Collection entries
** Start **
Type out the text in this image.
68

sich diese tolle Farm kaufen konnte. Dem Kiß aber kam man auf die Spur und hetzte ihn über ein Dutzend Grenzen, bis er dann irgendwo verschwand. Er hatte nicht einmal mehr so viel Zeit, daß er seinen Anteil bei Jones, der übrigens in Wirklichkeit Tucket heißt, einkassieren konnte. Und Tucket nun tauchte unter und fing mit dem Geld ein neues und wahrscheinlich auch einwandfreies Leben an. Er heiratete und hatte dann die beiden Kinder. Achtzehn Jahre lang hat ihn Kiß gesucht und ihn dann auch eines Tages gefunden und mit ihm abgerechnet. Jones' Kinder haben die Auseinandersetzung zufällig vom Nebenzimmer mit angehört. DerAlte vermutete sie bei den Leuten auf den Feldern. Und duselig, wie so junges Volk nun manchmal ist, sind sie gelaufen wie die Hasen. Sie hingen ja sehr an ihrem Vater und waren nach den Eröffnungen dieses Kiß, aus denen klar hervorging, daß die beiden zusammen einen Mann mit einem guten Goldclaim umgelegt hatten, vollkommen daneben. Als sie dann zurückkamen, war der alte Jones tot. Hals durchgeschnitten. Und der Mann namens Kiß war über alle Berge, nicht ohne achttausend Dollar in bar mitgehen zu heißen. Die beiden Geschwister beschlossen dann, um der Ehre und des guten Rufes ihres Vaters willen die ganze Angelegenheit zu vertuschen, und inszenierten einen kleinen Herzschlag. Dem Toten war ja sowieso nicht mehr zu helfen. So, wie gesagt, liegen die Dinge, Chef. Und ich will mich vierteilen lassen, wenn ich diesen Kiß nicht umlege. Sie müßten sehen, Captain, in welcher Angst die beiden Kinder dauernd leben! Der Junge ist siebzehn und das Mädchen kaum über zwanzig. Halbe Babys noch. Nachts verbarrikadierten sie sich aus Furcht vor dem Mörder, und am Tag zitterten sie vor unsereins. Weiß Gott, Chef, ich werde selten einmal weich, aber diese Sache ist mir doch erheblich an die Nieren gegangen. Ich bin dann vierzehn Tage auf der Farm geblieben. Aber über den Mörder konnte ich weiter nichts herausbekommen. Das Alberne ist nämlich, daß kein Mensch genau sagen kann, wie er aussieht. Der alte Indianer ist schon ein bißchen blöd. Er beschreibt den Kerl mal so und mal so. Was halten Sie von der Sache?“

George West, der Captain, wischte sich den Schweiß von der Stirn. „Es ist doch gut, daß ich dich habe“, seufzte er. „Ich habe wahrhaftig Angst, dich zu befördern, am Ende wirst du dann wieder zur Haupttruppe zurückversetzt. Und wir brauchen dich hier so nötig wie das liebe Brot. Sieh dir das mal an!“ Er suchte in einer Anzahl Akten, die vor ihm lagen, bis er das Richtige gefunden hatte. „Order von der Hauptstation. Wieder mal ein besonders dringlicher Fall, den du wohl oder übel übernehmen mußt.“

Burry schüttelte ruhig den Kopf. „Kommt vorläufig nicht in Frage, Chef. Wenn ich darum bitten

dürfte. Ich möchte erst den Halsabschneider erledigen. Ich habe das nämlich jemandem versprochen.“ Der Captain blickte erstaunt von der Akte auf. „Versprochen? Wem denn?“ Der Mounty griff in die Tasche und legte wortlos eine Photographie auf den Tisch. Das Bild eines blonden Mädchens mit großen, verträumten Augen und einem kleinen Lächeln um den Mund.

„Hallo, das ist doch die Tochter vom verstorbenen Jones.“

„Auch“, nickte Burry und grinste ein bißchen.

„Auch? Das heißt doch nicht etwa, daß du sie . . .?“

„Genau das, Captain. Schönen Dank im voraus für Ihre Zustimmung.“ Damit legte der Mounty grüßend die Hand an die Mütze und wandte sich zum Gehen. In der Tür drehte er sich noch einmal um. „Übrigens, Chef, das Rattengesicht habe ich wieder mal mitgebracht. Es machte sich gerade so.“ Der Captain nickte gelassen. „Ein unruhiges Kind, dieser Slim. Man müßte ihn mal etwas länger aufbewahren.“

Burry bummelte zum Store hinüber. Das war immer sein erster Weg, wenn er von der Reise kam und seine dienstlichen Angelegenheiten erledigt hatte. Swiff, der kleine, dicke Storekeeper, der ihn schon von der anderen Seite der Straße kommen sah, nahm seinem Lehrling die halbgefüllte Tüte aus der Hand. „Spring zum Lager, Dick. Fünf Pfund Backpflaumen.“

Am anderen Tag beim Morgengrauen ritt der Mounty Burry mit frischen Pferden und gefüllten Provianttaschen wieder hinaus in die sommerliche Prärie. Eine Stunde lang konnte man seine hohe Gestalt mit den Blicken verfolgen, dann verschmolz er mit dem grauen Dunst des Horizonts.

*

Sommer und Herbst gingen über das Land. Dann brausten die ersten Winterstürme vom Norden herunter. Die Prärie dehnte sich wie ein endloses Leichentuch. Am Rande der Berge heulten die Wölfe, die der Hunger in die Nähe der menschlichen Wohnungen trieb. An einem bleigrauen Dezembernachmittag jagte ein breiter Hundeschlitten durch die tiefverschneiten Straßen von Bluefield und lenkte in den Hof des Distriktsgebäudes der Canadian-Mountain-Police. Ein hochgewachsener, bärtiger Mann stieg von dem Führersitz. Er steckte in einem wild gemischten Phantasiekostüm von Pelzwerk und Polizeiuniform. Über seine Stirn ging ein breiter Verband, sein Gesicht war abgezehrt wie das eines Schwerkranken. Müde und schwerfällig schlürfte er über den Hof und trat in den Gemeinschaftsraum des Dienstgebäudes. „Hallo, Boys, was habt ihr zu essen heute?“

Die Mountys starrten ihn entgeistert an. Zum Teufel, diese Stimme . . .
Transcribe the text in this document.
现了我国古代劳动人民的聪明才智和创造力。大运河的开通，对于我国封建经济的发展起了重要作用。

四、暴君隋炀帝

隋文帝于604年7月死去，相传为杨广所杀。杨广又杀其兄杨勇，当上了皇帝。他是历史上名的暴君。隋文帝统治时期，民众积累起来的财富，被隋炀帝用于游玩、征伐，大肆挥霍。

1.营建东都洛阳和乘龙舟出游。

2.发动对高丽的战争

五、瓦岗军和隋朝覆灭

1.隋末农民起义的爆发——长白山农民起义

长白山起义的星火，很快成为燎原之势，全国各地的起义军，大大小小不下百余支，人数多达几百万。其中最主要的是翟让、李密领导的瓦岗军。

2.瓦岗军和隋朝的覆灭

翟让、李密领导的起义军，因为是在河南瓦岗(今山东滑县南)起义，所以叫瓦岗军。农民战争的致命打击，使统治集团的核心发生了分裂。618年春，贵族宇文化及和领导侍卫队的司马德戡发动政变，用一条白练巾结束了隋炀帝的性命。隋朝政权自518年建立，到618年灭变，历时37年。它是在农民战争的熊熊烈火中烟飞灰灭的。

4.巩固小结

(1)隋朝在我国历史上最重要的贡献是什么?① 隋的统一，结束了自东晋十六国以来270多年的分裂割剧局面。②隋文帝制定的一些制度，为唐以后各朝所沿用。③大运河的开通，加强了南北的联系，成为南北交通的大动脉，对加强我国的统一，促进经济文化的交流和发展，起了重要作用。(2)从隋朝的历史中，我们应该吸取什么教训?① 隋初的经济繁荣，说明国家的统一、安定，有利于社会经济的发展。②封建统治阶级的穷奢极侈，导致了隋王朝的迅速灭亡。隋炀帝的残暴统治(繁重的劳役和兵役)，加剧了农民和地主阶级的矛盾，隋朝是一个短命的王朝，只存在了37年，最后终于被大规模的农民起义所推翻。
** End **
Set exercise:
Repeat the records above in full, character for character.

Complete response:
Type out the text in this image.
68

sich diese tolle Farm kaufen konnte. Dem Kiß aber kam man auf die Spur und hetzte ihn über ein Dutzend Grenzen, bis er dann irgendwo verschwand. Er hatte nicht einmal mehr so viel Zeit, daß er seinen Anteil bei Jones, der übrigens in Wirklichkeit Tucket heißt, einkassieren konnte. Und Tucket nun tauchte unter und fing mit dem Geld ein neues und wahrscheinlich auch einwandfreies Leben an. Er heiratete und hatte dann die beiden Kinder. Achtzehn Jahre lang hat ihn Kiß gesucht und ihn dann auch eines Tages gefunden und mit ihm abgerechnet. Jones' Kinder haben die Auseinandersetzung zufällig vom Nebenzimmer mit angehört. DerAlte vermutete sie bei den Leuten auf den Feldern. Und duselig, wie so junges Volk nun manchmal ist, sind sie gelaufen wie die Hasen. Sie hingen ja sehr an ihrem Vater und waren nach den Eröffnungen dieses Kiß, aus denen klar hervorging, daß die beiden zusammen einen Mann mit einem guten Goldclaim umgelegt hatten, vollkommen daneben. Als sie dann zurückkamen, war der alte Jones tot. Hals durchgeschnitten. Und der Mann namens Kiß war über alle Berge, nicht ohne achttausend Dollar in bar mitgehen zu heißen. Die beiden Geschwister beschlossen dann, um der Ehre und des guten Rufes ihres Vaters willen die ganze Angelegenheit zu vertuschen, und inszenierten einen kleinen Herzschlag. Dem Toten war ja sowieso nicht mehr zu helfen. So, wie gesagt, liegen die Dinge, Chef. Und ich will mich vierteilen lassen, wenn ich diesen Kiß nicht umlege. Sie müßten sehen, Captain, in welcher Angst die beiden Kinder dauernd leben! Der Junge ist siebzehn und das Mädchen kaum über zwanzig. Halbe Babys noch. Nachts verbarrikadierten sie sich aus Furcht vor dem Mörder, und am Tag zitterten sie vor unsereins. Weiß Gott, Chef, ich werde selten einmal weich, aber diese Sache ist mir doch erheblich an die Nieren gegangen. Ich bin dann vierzehn Tage auf der Farm geblieben. Aber über den Mörder konnte ich weiter nichts herausbekommen. Das Alberne ist nämlich, daß kein Mensch genau sagen kann, wie er aussieht. Der alte Indianer ist schon ein bißchen blöd. Er beschreibt den Kerl mal so und mal so. Was halten Sie von der Sache?“

George West, der Captain, wischte sich den Schweiß von der Stirn. „Es ist doch gut, daß ich dich habe“, seufzte er. „Ich habe wahrhaftig Angst, dich zu befördern, am Ende wirst du dann wieder zur Haupttruppe zurückversetzt. Und wir brauchen dich hier so nötig wie das liebe Brot. Sieh dir das mal an!“ Er suchte in einer Anzahl Akten, die vor ihm lagen, bis er das Richtige gefunden hatte. „Order von der Hauptstation. Wieder mal ein besonders dringlicher Fall, den du wohl oder übel übernehmen mußt.“

Burry schüttelte ruhig den Kopf. „Kommt vorläufig nicht in Frage, Chef. Wenn ich darum bitten

dürfte. Ich möchte erst den Halsabschneider erledigen. Ich habe das nämlich jemandem versprochen.“ Der Captain blickte erstaunt von der Akte auf. „Versprochen? Wem denn?“ Der Mounty griff in die Tasche und legte wortlos eine Photographie auf den Tisch. Das Bild eines blonden Mädchens mit großen, verträumten Augen und einem kleinen Lächeln um den Mund.

„Hallo, das ist doch die Tochter vom verstorbenen Jones.“

„Auch“, nickte Burry und grinste ein bißchen.

„Auch? Das heißt doch nicht etwa, daß du sie . . .?“

„Genau das, Captain. Schönen Dank im voraus für Ihre Zustimmung.“ Damit legte der Mounty grüßend die Hand an die Mütze und wandte sich zum Gehen. In der Tür drehte er sich noch einmal um. „Übrigens, Chef, das Rattengesicht habe ich wieder mal mitgebracht. Es machte sich gerade so.“ Der Captain nickte gelassen. „Ein unruhiges Kind, dieser Slim. Man müßte ihn mal etwas länger aufbewahren.“

Burry bummelte zum Store hinüber. Das war immer sein erster Weg, wenn er von der Reise kam und seine dienstlichen Angelegenheiten erledigt hatte. Swiff, der kleine, dicke Storekeeper, der ihn schon von der anderen Seite der Straße kommen sah, nahm seinem Lehrling die halbgefüllte Tüte aus der Hand. „Spring zum Lager, Dick. Fünf Pfund Backpflaumen.“

Am anderen Tag beim Morgengrauen ritt der Mounty Burry mit frischen Pferden und gefüllten Provianttaschen wieder hinaus in die sommerliche Prärie. Eine Stunde lang konnte man seine hohe Gestalt mit den Blicken verfolgen, dann verschmolz er mit dem grauen Dunst des Horizonts.

*

Sommer und Herbst gingen über das Land. Dann brausten die ersten Winterstürme vom Norden herunter. Die Prärie dehnte sich wie ein endloses Leichentuch. Am Rande der Berge heulten die Wölfe, die der Hunger in die Nähe der menschlichen Wohnungen trieb. An einem bleigrauen Dezembernachmittag jagte ein breiter Hundeschlitten durch die tiefverschneiten Straßen von Bluefield und lenkte in den Hof des Distriktsgebäudes der Canadian-Mountain-Police. Ein hochgewachsener, bärtiger Mann stieg von dem Führersitz. Er steckte in einem wild gemischten Phantasiekostüm von Pelzwerk und Polizeiuniform. Über seine Stirn ging ein breiter Verband, sein Gesicht war abgezehrt wie das eines Schwerkranken. Müde und schwerfällig schlürfte er über den Hof und trat in den Gemeinschaftsraum des Dienstgebäudes. „Hallo, Boys, was habt ihr zu essen heute?“

Die Mountys starrten ihn entgeistert an. Zum Teufel, diese Stimme . . .
Transcribe the text in this document.
现了我国古代劳动人民的聪明才智和创造力。大运河的开通，对于我国封建经济的发展起了重要作用。

四、暴君隋炀帝

隋文帝于604年7月死去，相传为杨广所杀。杨广又杀其兄杨勇，当上了皇帝。他是历史上名的暴君。隋文帝统治时期，民众积累起来的财富，被隋炀帝用于游玩、征伐，大肆挥霍。

1.营建东都洛阳和乘龙舟出游。

2.发动对高丽的战争

五、瓦岗军和隋朝覆灭

1.隋末农民起义的爆发——长白山农民起义

长白山起义的星火，很快成为燎原之势，全国各地的起义军，大大小小不下百余支，人数多达几百万。其中最主要的是翟让、李密领导的瓦岗军。

2.瓦岗军和隋朝的覆灭

翟让、李密领导的起义军，因为是在河南瓦岗(今山东滑县南)起义，所以叫瓦岗军。农民战争的致命打击，使统治集团的核心发生了分裂。618年春，贵族宇文化及和领导侍卫队的司马德戡发动政变，用一条白练巾结束了隋炀帝的性命。隋朝政权自518年建立，到618年灭变，历时37年。它是在农民战争的熊熊烈火中烟飞灰灭的。

4.巩固小结

(1)隋朝在我国历史上最重要的贡献是什么?① 隋的统一，结束了自东晋十六国以来270多年的分裂割剧局面。②隋文帝制定的一些制度，为唐以后各朝所沿用。③大运河的开通，加强了南北的联系，成为南北交通的大动脉，对加强我国的统一，促进经济文化的交流和发展，起了重要作用。(2)从隋朝的历史中，我们应该吸取什么教训?① 隋初的经济繁荣，说明国家的统一、安定，有利于社会经济的发展。②封建统治阶级的穷奢极侈，导致了隋王朝的迅速灭亡。隋炀帝的残暴统治(繁重的劳役和兵役)，加剧了农民和地主阶级的矛盾，隋朝是一个短命的王朝，只存在了37年，最后终于被大规模的农民起义所推翻。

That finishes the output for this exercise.